§ **PROBLEM DETAILS**
Skip every picture, and copy exactly the lines from the one containing "Extract all readable text from this page." to the end of the data.

[Stored entries]
□ □ □ □

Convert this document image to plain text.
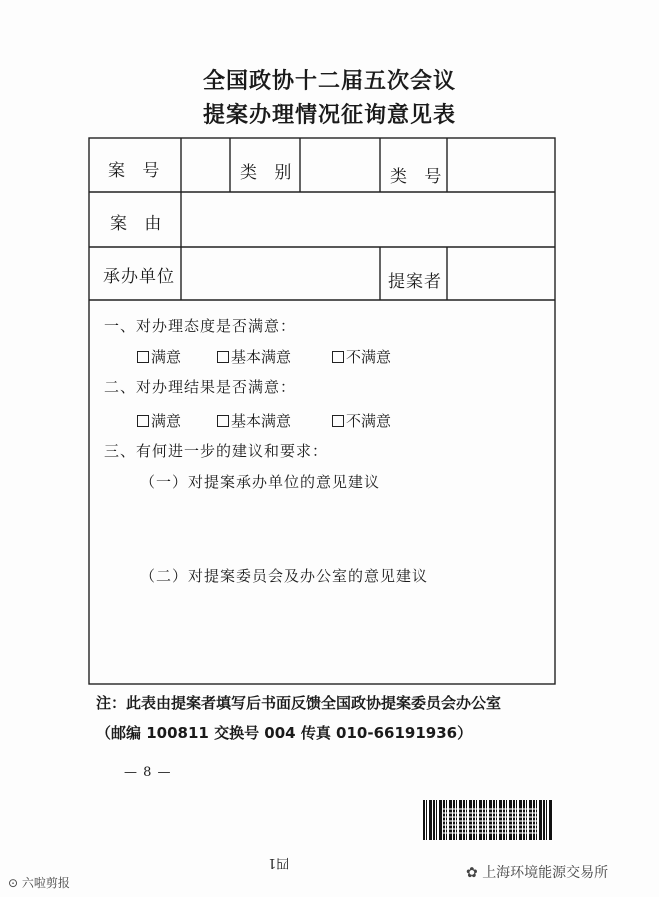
全国政协十二届五次会议
提案办理情况征询意见表
案 号	类 别	类 号
案 由
承办单位	提案者
一、对办理态度是否满意：
满意	基本满意	不满意
二、对办理结果是否满意：
满意	基本满意	不满意
三、有何进一步的建议和要求：
（一）对提案承办单位的意见建议
（二）对提案委员会及办公室的意见建议
注：此表由提案者填写后书面反馈全国政协提案委员会办公室
（邮编 100811 交换号 004 传真 010-66191936）
— 8 —
四1
⊙ 六啦剪报
✿ 上海环境能源交易所
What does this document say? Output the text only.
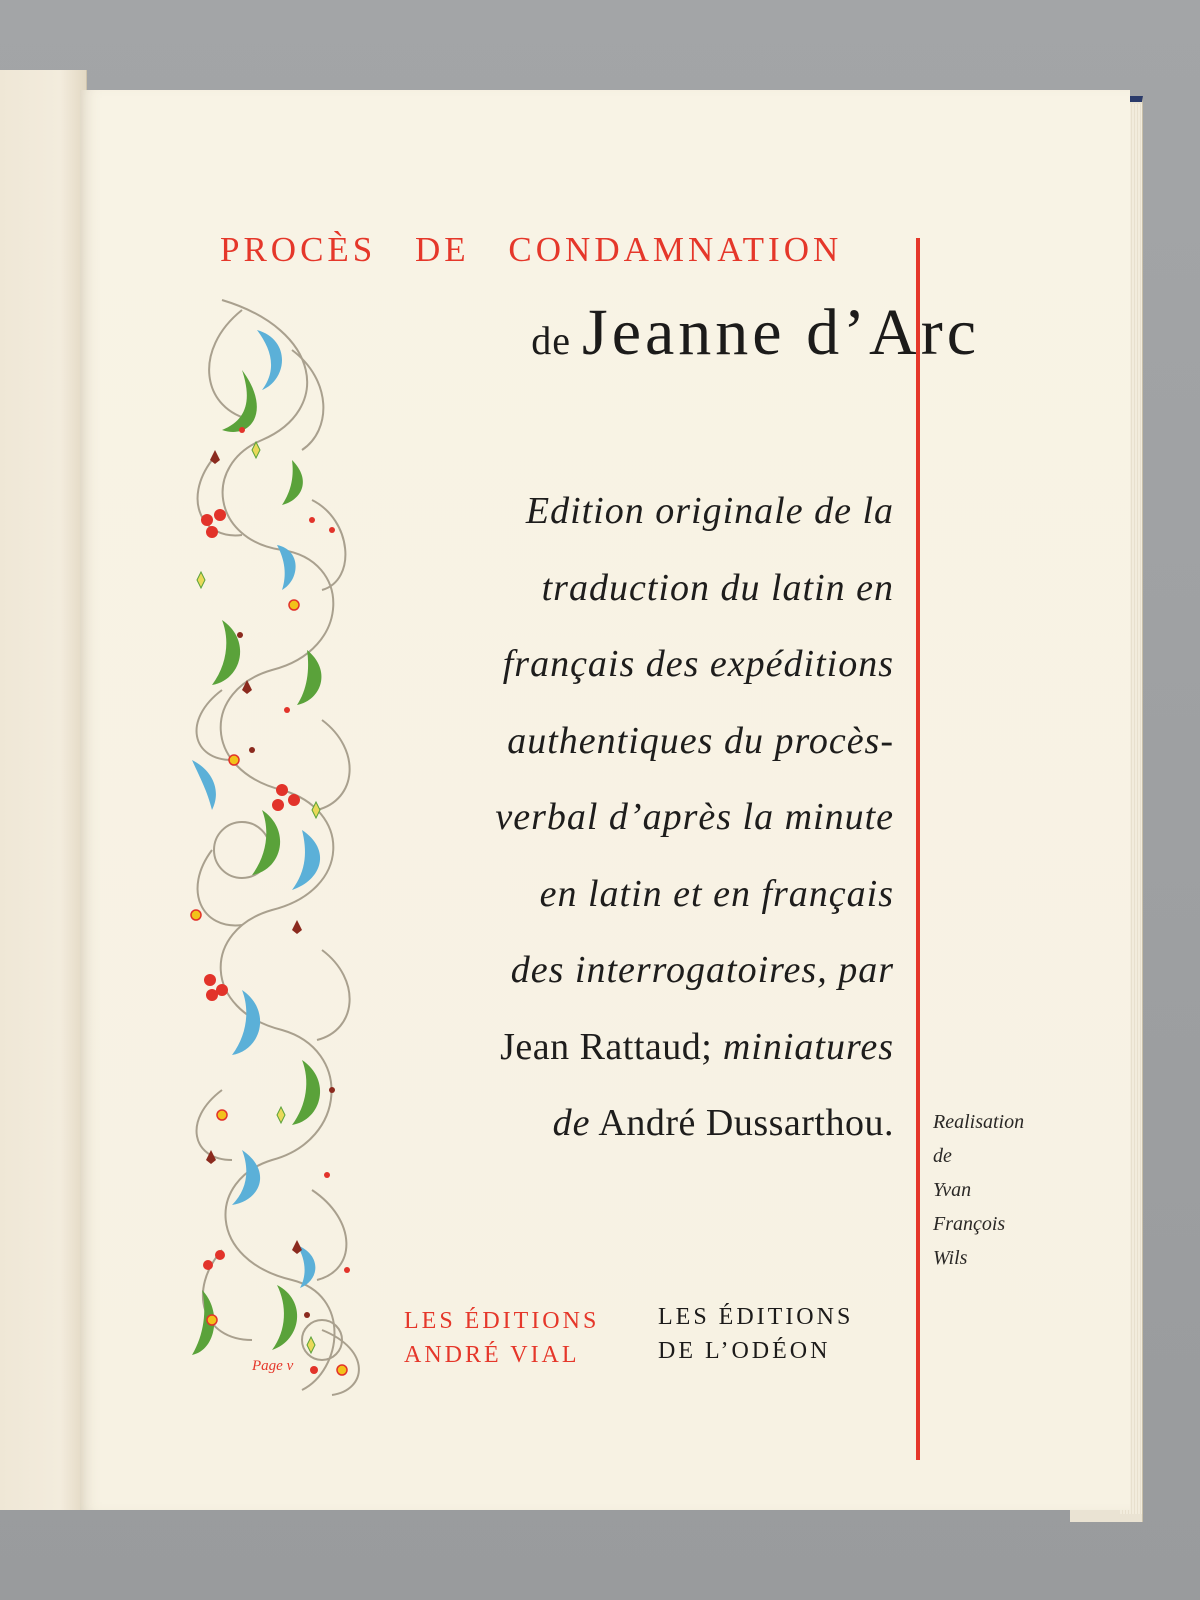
PROCÈS DE CONDAMNATION
de Jeanne d’Arc
Edition originale de la
traduction du latin en
français des expéditions
authentiques du procès-
verbal d’après la minute
en latin et en français
des interrogatoires, par
Jean Rattaud; miniatures
de André Dussarthou. Realisation
de
Yvan
François
Wils
LES ÉDITIONS
ANDRÉ VIAL
LES ÉDITIONS
DE L’ODÉON
Page v
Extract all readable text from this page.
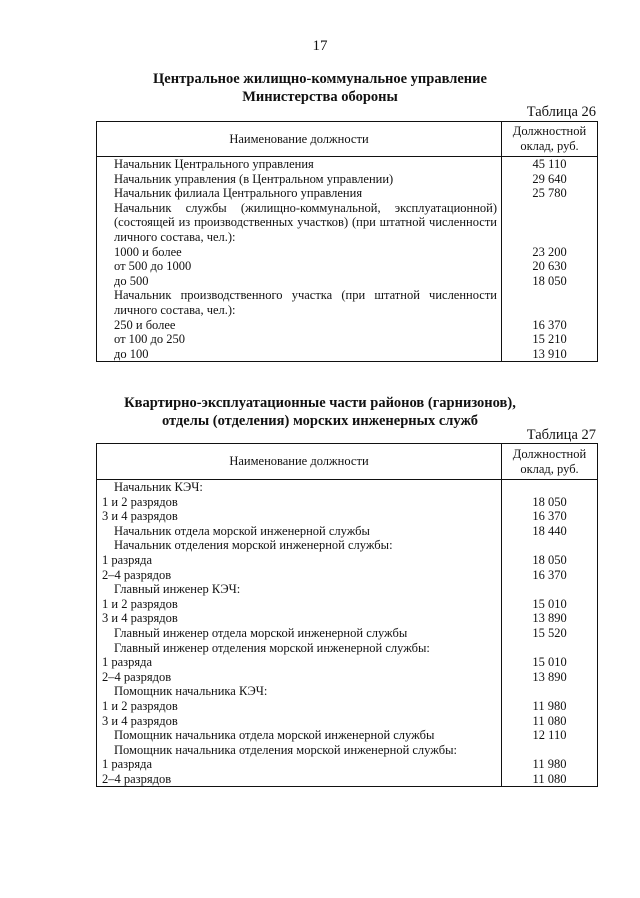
17
Центральное жилищно-коммунальное управление
Министерства обороны
Таблица 26
Наименование должности	Должностной
оклад, руб.

Начальник Центрального управления	45 110
Начальник управления (в Центральном управлении)	29 640
Начальник филиала Центрального управления	25 780
Начальник службы (жилищно-коммунальной, эксплуатационной) (состоящей из производственных участков) (при штатной численности личного состава, чел.):	
1000 и более	23 200
от 500 до 1000	20 630
до 500	18 050
Начальник производственного участка (при штатной численности личного состава, чел.):	
250 и более	16 370
от 100 до 250	15 210
до 100	13 910
Квартирно-эксплуатационные части районов (гарнизонов),
отделы (отделения) морских инженерных служб
Таблица 27
Наименование должности	Должностной
оклад, руб.

Начальник КЭЧ:	
1 и 2 разрядов	18 050
3 и 4 разрядов	16 370
Начальник отдела морской инженерной службы	18 440
Начальник отделения морской инженерной службы:	
1 разряда	18 050
2–4 разрядов	16 370
Главный инженер КЭЧ:	
1 и 2 разрядов	15 010
3 и 4 разрядов	13 890
Главный инженер отдела морской инженерной службы	15 520
Главный инженер отделения морской инженерной службы:	
1 разряда	15 010
2–4 разрядов	13 890
Помощник начальника КЭЧ:	
1 и 2 разрядов	11 980
3 и 4 разрядов	11 080
Помощник начальника отдела морской инженерной службы	12 110
Помощник начальника отделения морской инженерной службы:	
1 разряда	11 980
2–4 разрядов	11 080
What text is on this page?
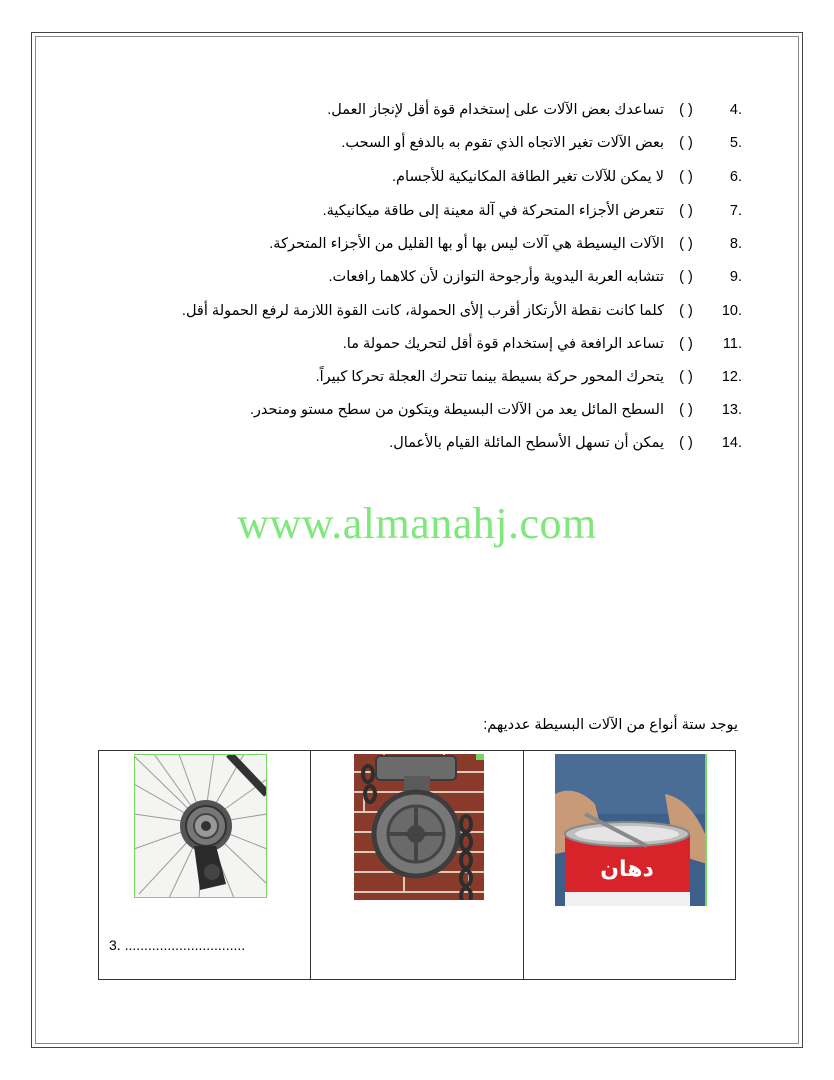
4.
( )
تساعدك بعض الآلات على إستخدام قوة أقل لإنجاز العمل.
5.
( )
بعض الآلات تغير الاتجاه الذي تقوم به بالدفع أو السحب.
6.
( )
لا يمكن للآلات تغير الطاقة المكانيكية للأجسام.
7.
( )
تتعرض الأجزاء المتحركة في آلة معينة إلى طاقة ميكانيكية.
8.
( )
الآلات اليسيطة هي آلات ليس بها أو بها القليل من الأجزاء المتحركة.
9.
( )
تتشابه العربة اليدوية وأرجوحة التوازن لأن كلاهما رافعات.
10.
( )
كلما كانت نقطة الأرتكاز أقرب إلأى الحمولة، كانت القوة اللازمة لرفع الحمولة أقل.
11.
( )
تساعد الرافعة في إستخدام قوة أقل لتحريك حمولة ما.
12.
( )
يتحرك المحور حركة بسيطة بينما تتحرك العجلة تحركا كبيراً.
13.
( )
السطح المائل يعد من الآلات البسيطة ويتكون من سطح مستو ومنحدر.
14.
( )
يمكن أن تسهل الأسطح المائلة القيام بالأعمال.
www.almanahj.com
يوجد ستة أنواع من الآلات البسيطة عدديهم:
3. ...............................

دهان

□ □ □ □

§ **OUTPUT FOR THIS TASK**
Extract all readable text from this page.
17
Центральное жилищно-коммунальное управление
Министерства обороны
Таблица 26
Наименование должности	Должностной
оклад, руб.

Начальник Центрального управления	45 110
Начальник управления (в Центральном управлении)	29 640
Начальник филиала Центрального управления	25 780
Начальник службы (жилищно-коммунальной, эксплуатационной) (состоящей из производственных участков) (при штатной численности личного состава, чел.):	
1000 и более	23 200
от 500 до 1000	20 630
до 500	18 050
Начальник производственного участка (при штатной численности личного состава, чел.):	
250 и более	16 370
от 100 до 250	15 210
до 100	13 910
Квартирно-эксплуатационные части районов (гарнизонов),
отделы (отделения) морских инженерных служб
Таблица 27
Наименование должности	Должностной
оклад, руб.

Начальник КЭЧ:	
1 и 2 разрядов	18 050
3 и 4 разрядов	16 370
Начальник отдела морской инженерной службы	18 440
Начальник отделения морской инженерной службы:	
1 разряда	18 050
2–4 разрядов	16 370
Главный инженер КЭЧ:	
1 и 2 разрядов	15 010
3 и 4 разрядов	13 890
Главный инженер отдела морской инженерной службы	15 520
Главный инженер отделения морской инженерной службы:	
1 разряда	15 010
2–4 разрядов	13 890
Помощник начальника КЭЧ:	
1 и 2 разрядов	11 980
3 и 4 разрядов	11 080
Помощник начальника отдела морской инженерной службы	12 110
Помощник начальника отделения морской инженерной службы:	
1 разряда	11 980
2–4 разрядов	11 080
What text is on this page?
4.
( )
تساعدك بعض الآلات على إستخدام قوة أقل لإنجاز العمل.
5.
( )
بعض الآلات تغير الاتجاه الذي تقوم به بالدفع أو السحب.
6.
( )
لا يمكن للآلات تغير الطاقة المكانيكية للأجسام.
7.
( )
تتعرض الأجزاء المتحركة في آلة معينة إلى طاقة ميكانيكية.
8.
( )
الآلات اليسيطة هي آلات ليس بها أو بها القليل من الأجزاء المتحركة.
9.
( )
تتشابه العربة اليدوية وأرجوحة التوازن لأن كلاهما رافعات.
10.
( )
كلما كانت نقطة الأرتكاز أقرب إلأى الحمولة، كانت القوة اللازمة لرفع الحمولة أقل.
11.
( )
تساعد الرافعة في إستخدام قوة أقل لتحريك حمولة ما.
12.
( )
يتحرك المحور حركة بسيطة بينما تتحرك العجلة تحركا كبيراً.
13.
( )
السطح المائل يعد من الآلات البسيطة ويتكون من سطح مستو ومنحدر.
14.
( )
يمكن أن تسهل الأسطح المائلة القيام بالأعمال.
www.almanahj.com
يوجد ستة أنواع من الآلات البسيطة عدديهم:
3. ...............................

دهان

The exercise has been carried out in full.